_Task instructions_. Starting with the line that contains "Enumerate this screenshot's", copy every line through the end of the data below, exactly and with nothing added.
= = = = = = =
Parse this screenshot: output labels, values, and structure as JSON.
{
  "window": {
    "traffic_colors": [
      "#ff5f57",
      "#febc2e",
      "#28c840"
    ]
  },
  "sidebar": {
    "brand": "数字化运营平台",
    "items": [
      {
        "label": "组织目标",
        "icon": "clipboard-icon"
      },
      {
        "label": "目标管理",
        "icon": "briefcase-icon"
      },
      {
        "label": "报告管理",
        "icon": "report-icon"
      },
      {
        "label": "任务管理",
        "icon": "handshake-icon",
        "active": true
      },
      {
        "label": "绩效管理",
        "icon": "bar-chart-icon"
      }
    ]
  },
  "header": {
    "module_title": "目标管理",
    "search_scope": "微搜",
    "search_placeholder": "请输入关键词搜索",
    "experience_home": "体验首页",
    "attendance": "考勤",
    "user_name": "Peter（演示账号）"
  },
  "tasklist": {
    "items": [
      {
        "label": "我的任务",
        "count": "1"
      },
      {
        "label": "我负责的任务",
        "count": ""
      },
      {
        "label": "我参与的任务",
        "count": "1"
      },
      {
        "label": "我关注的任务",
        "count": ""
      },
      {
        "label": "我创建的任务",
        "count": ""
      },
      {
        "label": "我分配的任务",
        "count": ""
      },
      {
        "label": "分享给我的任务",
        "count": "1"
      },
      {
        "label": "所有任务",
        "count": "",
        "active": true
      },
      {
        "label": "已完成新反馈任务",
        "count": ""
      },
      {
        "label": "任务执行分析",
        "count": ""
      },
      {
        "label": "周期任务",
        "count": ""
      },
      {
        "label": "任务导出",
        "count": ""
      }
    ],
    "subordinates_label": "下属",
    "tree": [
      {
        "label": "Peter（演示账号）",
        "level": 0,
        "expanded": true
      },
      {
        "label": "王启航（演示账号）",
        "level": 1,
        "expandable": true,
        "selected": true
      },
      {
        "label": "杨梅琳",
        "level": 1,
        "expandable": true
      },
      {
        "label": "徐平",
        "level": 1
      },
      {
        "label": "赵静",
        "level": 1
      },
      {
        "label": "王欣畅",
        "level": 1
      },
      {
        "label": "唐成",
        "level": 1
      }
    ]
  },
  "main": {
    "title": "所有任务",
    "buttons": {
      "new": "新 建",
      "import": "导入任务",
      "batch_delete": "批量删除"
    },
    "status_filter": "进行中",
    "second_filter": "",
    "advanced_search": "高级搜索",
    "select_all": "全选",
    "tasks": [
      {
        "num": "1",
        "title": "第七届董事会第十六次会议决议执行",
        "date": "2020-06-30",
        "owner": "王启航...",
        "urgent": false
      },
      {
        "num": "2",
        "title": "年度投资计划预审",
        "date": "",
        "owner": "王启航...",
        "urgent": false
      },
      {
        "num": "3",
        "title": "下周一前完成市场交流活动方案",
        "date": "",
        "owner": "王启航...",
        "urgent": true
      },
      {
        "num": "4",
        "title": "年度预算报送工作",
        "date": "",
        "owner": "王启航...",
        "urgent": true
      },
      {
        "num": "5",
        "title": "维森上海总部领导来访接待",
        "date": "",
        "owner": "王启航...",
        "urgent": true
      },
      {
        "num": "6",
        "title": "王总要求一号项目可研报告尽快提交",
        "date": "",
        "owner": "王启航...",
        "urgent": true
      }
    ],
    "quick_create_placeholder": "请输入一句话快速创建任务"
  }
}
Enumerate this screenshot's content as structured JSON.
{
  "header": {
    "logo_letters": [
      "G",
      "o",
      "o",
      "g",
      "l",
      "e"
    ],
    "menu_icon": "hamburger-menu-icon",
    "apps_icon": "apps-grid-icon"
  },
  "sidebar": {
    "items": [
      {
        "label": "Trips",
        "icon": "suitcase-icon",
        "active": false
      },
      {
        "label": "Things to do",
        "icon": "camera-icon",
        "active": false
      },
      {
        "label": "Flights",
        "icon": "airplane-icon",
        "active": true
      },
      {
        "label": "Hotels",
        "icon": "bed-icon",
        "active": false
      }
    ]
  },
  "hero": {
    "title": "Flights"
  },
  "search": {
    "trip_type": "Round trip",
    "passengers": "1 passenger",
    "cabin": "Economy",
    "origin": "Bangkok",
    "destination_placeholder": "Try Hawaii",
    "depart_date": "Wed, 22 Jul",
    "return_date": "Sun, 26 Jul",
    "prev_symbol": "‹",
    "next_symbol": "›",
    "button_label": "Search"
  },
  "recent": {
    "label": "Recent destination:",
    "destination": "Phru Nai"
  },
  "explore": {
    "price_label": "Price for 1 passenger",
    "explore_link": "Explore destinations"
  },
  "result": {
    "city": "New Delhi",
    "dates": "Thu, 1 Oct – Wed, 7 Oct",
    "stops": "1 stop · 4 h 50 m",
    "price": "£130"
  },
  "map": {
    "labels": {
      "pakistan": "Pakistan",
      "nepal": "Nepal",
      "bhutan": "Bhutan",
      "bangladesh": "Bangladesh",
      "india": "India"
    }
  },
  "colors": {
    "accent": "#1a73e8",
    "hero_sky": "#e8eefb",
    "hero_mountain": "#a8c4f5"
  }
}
= = = = = = =
_The solution_.
Enumerate this screenshot's content as structured JSON.
{
  "header": {
    "logo_letters": [
      "G",
      "o",
      "o",
      "g",
      "l",
      "e"
    ],
    "menu_icon": "hamburger-menu-icon",
    "apps_icon": "apps-grid-icon"
  },
  "sidebar": {
    "items": [
      {
        "label": "Trips",
        "icon": "suitcase-icon",
        "active": false
      },
      {
        "label": "Things to do",
        "icon": "camera-icon",
        "active": false
      },
      {
        "label": "Flights",
        "icon": "airplane-icon",
        "active": true
      },
      {
        "label": "Hotels",
        "icon": "bed-icon",
        "active": false
      }
    ]
  },
  "hero": {
    "title": "Flights"
  },
  "search": {
    "trip_type": "Round trip",
    "passengers": "1 passenger",
    "cabin": "Economy",
    "origin": "Bangkok",
    "destination_placeholder": "Try Hawaii",
    "depart_date": "Wed, 22 Jul",
    "return_date": "Sun, 26 Jul",
    "prev_symbol": "‹",
    "next_symbol": "›",
    "button_label": "Search"
  },
  "recent": {
    "label": "Recent destination:",
    "destination": "Phru Nai"
  },
  "explore": {
    "price_label": "Price for 1 passenger",
    "explore_link": "Explore destinations"
  },
  "result": {
    "city": "New Delhi",
    "dates": "Thu, 1 Oct – Wed, 7 Oct",
    "stops": "1 stop · 4 h 50 m",
    "price": "£130"
  },
  "map": {
    "labels": {
      "pakistan": "Pakistan",
      "nepal": "Nepal",
      "bhutan": "Bhutan",
      "bangladesh": "Bangladesh",
      "india": "India"
    }
  },
  "colors": {
    "accent": "#1a73e8",
    "hero_sky": "#e8eefb",
    "hero_mountain": "#a8c4f5"
  }
}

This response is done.